● **MATERIAL**:
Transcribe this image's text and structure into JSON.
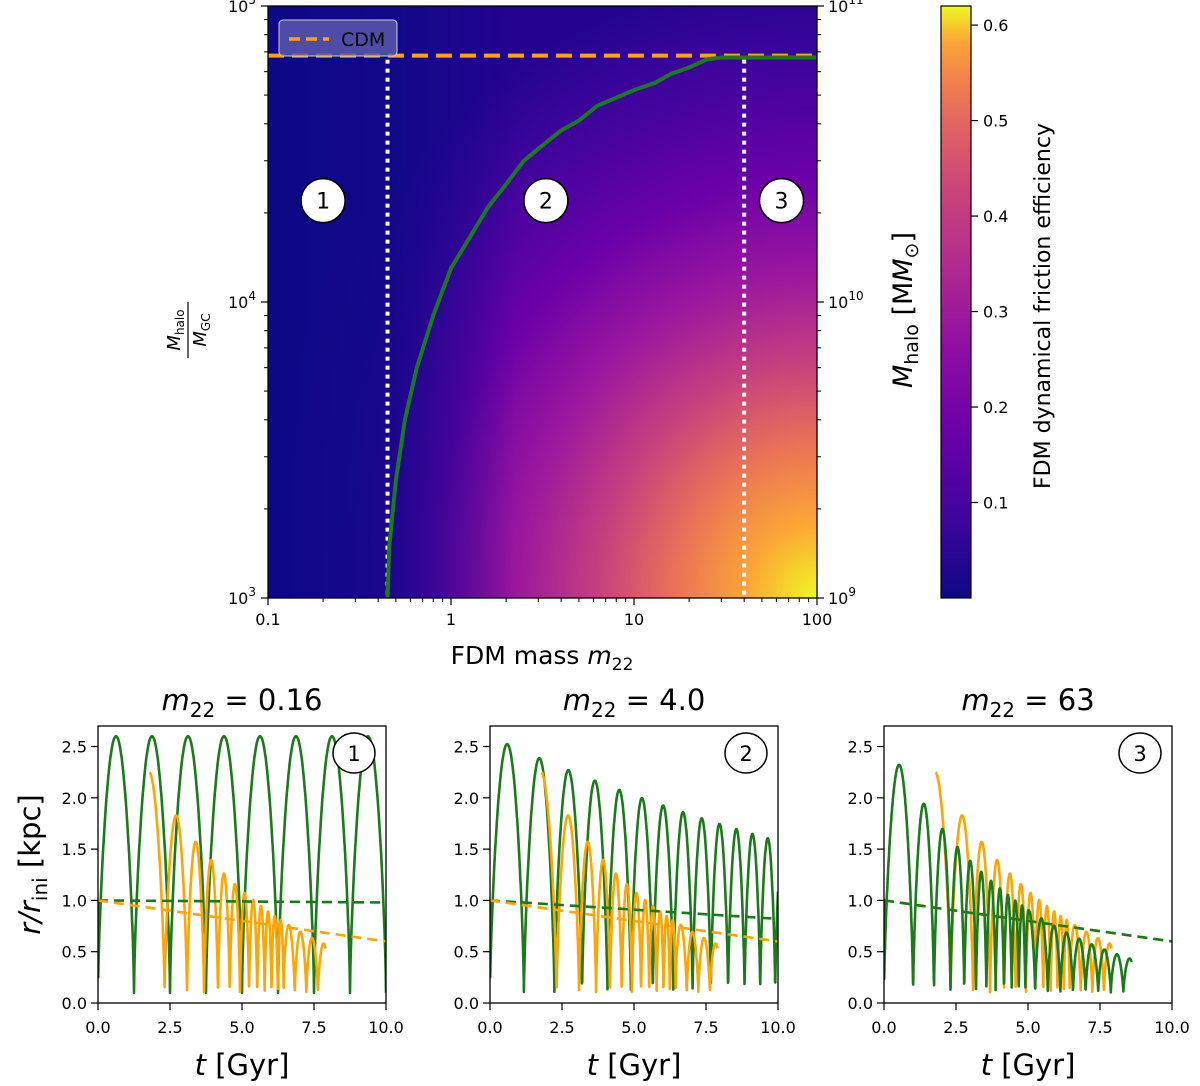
{
  "chart_data": [
    {
      "type": "heatmap",
      "x_scale": "log",
      "y_scale": "log",
      "xlim": [
        0.1,
        100
      ],
      "ylim": [
        1000,
        100000
      ],
      "right_ylim": [
        1000000000,
        100000000000
      ],
      "xlabel_text": "FDM mass ",
      "xlabel_math": "m",
      "xlabel_sub": "22",
      "ylabel_num": "M",
      "ylabel_num_sub": "halo",
      "ylabel_den": "M",
      "ylabel_den_sub": "GC",
      "right_ylabel_main": "M",
      "right_ylabel_sub": "halo",
      "right_ylabel_unit": " [M",
      "right_ylabel_unit_sub": "⊙",
      "right_ylabel_close": "]",
      "x_ticks": [
        {
          "value": 0.1,
          "label": "0.1"
        },
        {
          "value": 1,
          "label": "1"
        },
        {
          "value": 10,
          "label": "10"
        },
        {
          "value": 100,
          "label": "100"
        }
      ],
      "y_ticks": [
        {
          "value": 1000,
          "base": "10",
          "exp": "3"
        },
        {
          "value": 10000,
          "base": "10",
          "exp": "4"
        },
        {
          "value": 100000,
          "base": "10",
          "exp": "5"
        }
      ],
      "right_y_ticks": [
        {
          "value": 1000,
          "base": "10",
          "exp": "9"
        },
        {
          "value": 10000,
          "base": "10",
          "exp": "10"
        },
        {
          "value": 100000,
          "base": "10",
          "exp": "11"
        }
      ],
      "colorbar": {
        "label": "FDM dynamical friction efficiency",
        "range": [
          0.0,
          0.62
        ],
        "ticks": [
          "0.1",
          "0.2",
          "0.3",
          "0.4",
          "0.5",
          "0.6"
        ],
        "tick_values": [
          0.1,
          0.2,
          0.3,
          0.4,
          0.5,
          0.6
        ],
        "colormap": "plasma"
      },
      "legend": {
        "label": "CDM",
        "color": "#ffa500",
        "position": "top-left"
      },
      "cdm_line_y": 68000,
      "boundary_lines_x": [
        0.45,
        40
      ],
      "region_labels": [
        {
          "label": "1",
          "x": 0.2,
          "y": 22000
        },
        {
          "label": "2",
          "x": 3.3,
          "y": 22000
        },
        {
          "label": "3",
          "x": 64,
          "y": 22000
        }
      ],
      "green_curve": {
        "color": "#1b7a1b",
        "x": [
          0.45,
          0.46,
          0.5,
          0.56,
          0.65,
          0.8,
          1.0,
          1.3,
          1.6,
          2.0,
          2.5,
          3.2,
          4.0,
          5.0,
          6.3,
          8.0,
          10,
          13,
          16,
          20,
          25,
          30,
          40,
          100
        ],
        "y": [
          1000,
          1500,
          2500,
          4000,
          6000,
          9000,
          13000,
          17000,
          21000,
          25000,
          30000,
          34000,
          38000,
          41000,
          46000,
          49000,
          52000,
          55000,
          59000,
          62000,
          66000,
          67000,
          67000,
          67000
        ]
      }
    },
    {
      "type": "line",
      "title_math": "m",
      "title_sub": "22",
      "title_value": " = 0.16",
      "region_label": "1",
      "xlim": [
        0,
        10
      ],
      "ylim": [
        0,
        2.7
      ],
      "x_ticks": [
        "0.0",
        "2.5",
        "5.0",
        "7.5",
        "10.0"
      ],
      "y_ticks": [
        "0.0",
        "0.5",
        "1.0",
        "1.5",
        "2.0",
        "2.5"
      ],
      "xlabel": "t",
      "xlabel_unit": "   [Gyr]",
      "ylabel_prefix": "r/r",
      "ylabel_sub": "ini",
      "ylabel_unit": "  [kpc]",
      "series": [
        {
          "color": "#1b7a1b",
          "style": "solid",
          "amp": 2.6,
          "period": 1.25,
          "min_r": 0.1,
          "decay": 0.0,
          "end": 10.0
        },
        {
          "color": "#ffa500",
          "style": "solid",
          "amp": 2.25,
          "period": 1.15,
          "min_r": 0.1,
          "decay": 0.45,
          "end": 7.9,
          "start": 1.8
        },
        {
          "color": "#1b7a1b",
          "style": "dashed",
          "x": [
            0,
            10
          ],
          "y": [
            1.0,
            0.98
          ]
        },
        {
          "color": "#ffa500",
          "style": "dashed",
          "x": [
            0,
            2.5,
            5,
            7.5,
            10
          ],
          "y": [
            1.0,
            0.9,
            0.8,
            0.7,
            0.6
          ]
        }
      ]
    },
    {
      "type": "line",
      "title_math": "m",
      "title_sub": "22",
      "title_value": " = 4.0",
      "region_label": "2",
      "xlim": [
        0,
        10
      ],
      "ylim": [
        0,
        2.7
      ],
      "x_ticks": [
        "0.0",
        "2.5",
        "5.0",
        "7.5",
        "10.0"
      ],
      "y_ticks": [
        "0.0",
        "0.5",
        "1.0",
        "1.5",
        "2.0",
        "2.5"
      ],
      "xlabel": "t",
      "xlabel_unit": "   [Gyr]",
      "series": [
        {
          "color": "#1b7a1b",
          "style": "solid",
          "amp": 2.6,
          "period": 1.25,
          "min_r": 0.1,
          "decay": 0.1,
          "end": 10.0
        },
        {
          "color": "#ffa500",
          "style": "solid",
          "amp": 2.25,
          "period": 1.15,
          "min_r": 0.1,
          "decay": 0.45,
          "end": 7.9,
          "start": 1.8
        },
        {
          "color": "#1b7a1b",
          "style": "dashed",
          "x": [
            0,
            10
          ],
          "y": [
            1.0,
            0.82
          ]
        },
        {
          "color": "#ffa500",
          "style": "dashed",
          "x": [
            0,
            2.5,
            5,
            7.5,
            10
          ],
          "y": [
            1.0,
            0.9,
            0.8,
            0.7,
            0.6
          ]
        }
      ]
    },
    {
      "type": "line",
      "title_math": "m",
      "title_sub": "22",
      "title_value": " = 63",
      "region_label": "3",
      "xlim": [
        0,
        10
      ],
      "ylim": [
        0,
        2.7
      ],
      "x_ticks": [
        "0.0",
        "2.5",
        "5.0",
        "7.5",
        "10.0"
      ],
      "y_ticks": [
        "0.0",
        "0.5",
        "1.0",
        "1.5",
        "2.0",
        "2.5"
      ],
      "xlabel": "t",
      "xlabel_unit": "   [Gyr]",
      "series": [
        {
          "color": "#ffa500",
          "style": "solid",
          "amp": 2.25,
          "period": 1.15,
          "min_r": 0.1,
          "decay": 0.45,
          "end": 7.9,
          "start": 1.8
        },
        {
          "color": "#1b7a1b",
          "style": "solid",
          "amp": 2.6,
          "period": 1.25,
          "min_r": 0.1,
          "decay": 0.42,
          "end": 8.6
        },
        {
          "color": "#ffa500",
          "style": "dashed",
          "x": [
            0,
            2.5,
            5,
            7.5,
            10
          ],
          "y": [
            1.0,
            0.9,
            0.8,
            0.7,
            0.6
          ]
        },
        {
          "color": "#1b7a1b",
          "style": "dashed",
          "x": [
            0,
            2.5,
            5,
            7.5,
            10
          ],
          "y": [
            1.0,
            0.9,
            0.8,
            0.7,
            0.6
          ]
        }
      ]
    }
  ]
}
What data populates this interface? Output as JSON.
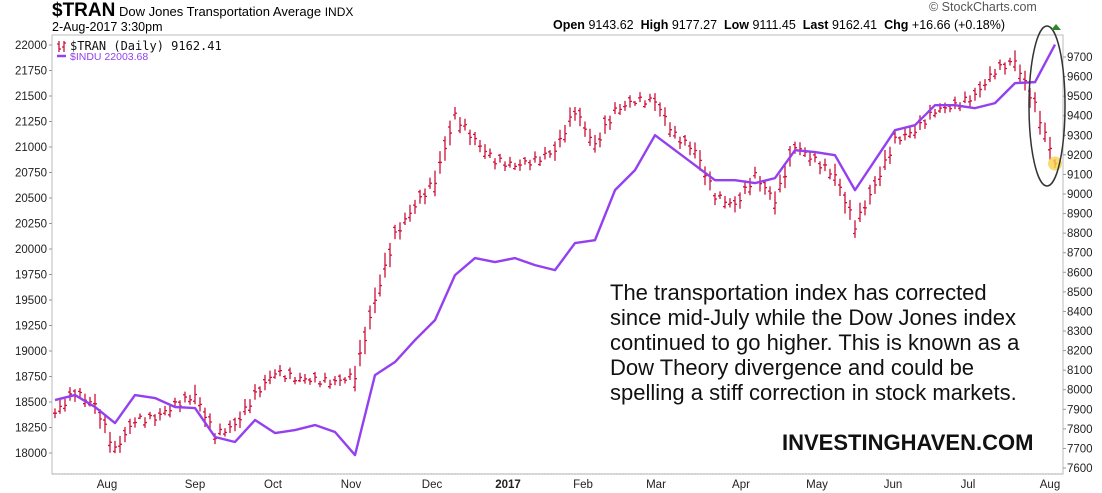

● **PROBLEM REQUIREMENTS**:
Track down every line with the word "this" and copy it.

● **SOLUTION TO THE EXERCISE**:
Transcribe this image's text and structure into JSON.
What data populates this interface? Output as JSON.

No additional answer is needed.